>> Begin

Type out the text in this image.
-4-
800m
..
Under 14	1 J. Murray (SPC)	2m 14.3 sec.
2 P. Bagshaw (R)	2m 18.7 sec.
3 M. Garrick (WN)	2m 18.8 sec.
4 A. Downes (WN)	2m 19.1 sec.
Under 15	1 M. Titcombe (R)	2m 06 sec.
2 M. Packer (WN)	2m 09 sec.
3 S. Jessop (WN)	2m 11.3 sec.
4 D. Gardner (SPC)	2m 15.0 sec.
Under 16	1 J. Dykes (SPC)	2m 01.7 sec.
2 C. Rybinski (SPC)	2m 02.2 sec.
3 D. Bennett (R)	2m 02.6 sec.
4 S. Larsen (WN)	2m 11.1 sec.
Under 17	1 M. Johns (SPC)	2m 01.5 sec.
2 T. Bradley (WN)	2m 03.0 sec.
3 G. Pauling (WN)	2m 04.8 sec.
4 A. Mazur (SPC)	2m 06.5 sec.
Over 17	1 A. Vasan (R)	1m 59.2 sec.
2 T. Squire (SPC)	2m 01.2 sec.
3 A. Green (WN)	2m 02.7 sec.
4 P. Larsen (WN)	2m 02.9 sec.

>> End

**CHALLENGE:** Write all of the records out again exactly.

**SOLUTION TO THIS PROBLEM:**
Type out the text in this image.
-4-
800m
..
Under 14	1 J. Murray (SPC)	2m 14.3 sec.
2 P. Bagshaw (R)	2m 18.7 sec.
3 M. Garrick (WN)	2m 18.8 sec.
4 A. Downes (WN)	2m 19.1 sec.
Under 15	1 M. Titcombe (R)	2m 06 sec.
2 M. Packer (WN)	2m 09 sec.
3 S. Jessop (WN)	2m 11.3 sec.
4 D. Gardner (SPC)	2m 15.0 sec.
Under 16	1 J. Dykes (SPC)	2m 01.7 sec.
2 C. Rybinski (SPC)	2m 02.2 sec.
3 D. Bennett (R)	2m 02.6 sec.
4 S. Larsen (WN)	2m 11.1 sec.
Under 17	1 M. Johns (SPC)	2m 01.5 sec.
2 T. Bradley (WN)	2m 03.0 sec.
3 G. Pauling (WN)	2m 04.8 sec.
4 A. Mazur (SPC)	2m 06.5 sec.
Over 17	1 A. Vasan (R)	1m 59.2 sec.
2 T. Squire (SPC)	2m 01.2 sec.
3 A. Green (WN)	2m 02.7 sec.
4 P. Larsen (WN)	2m 02.9 sec.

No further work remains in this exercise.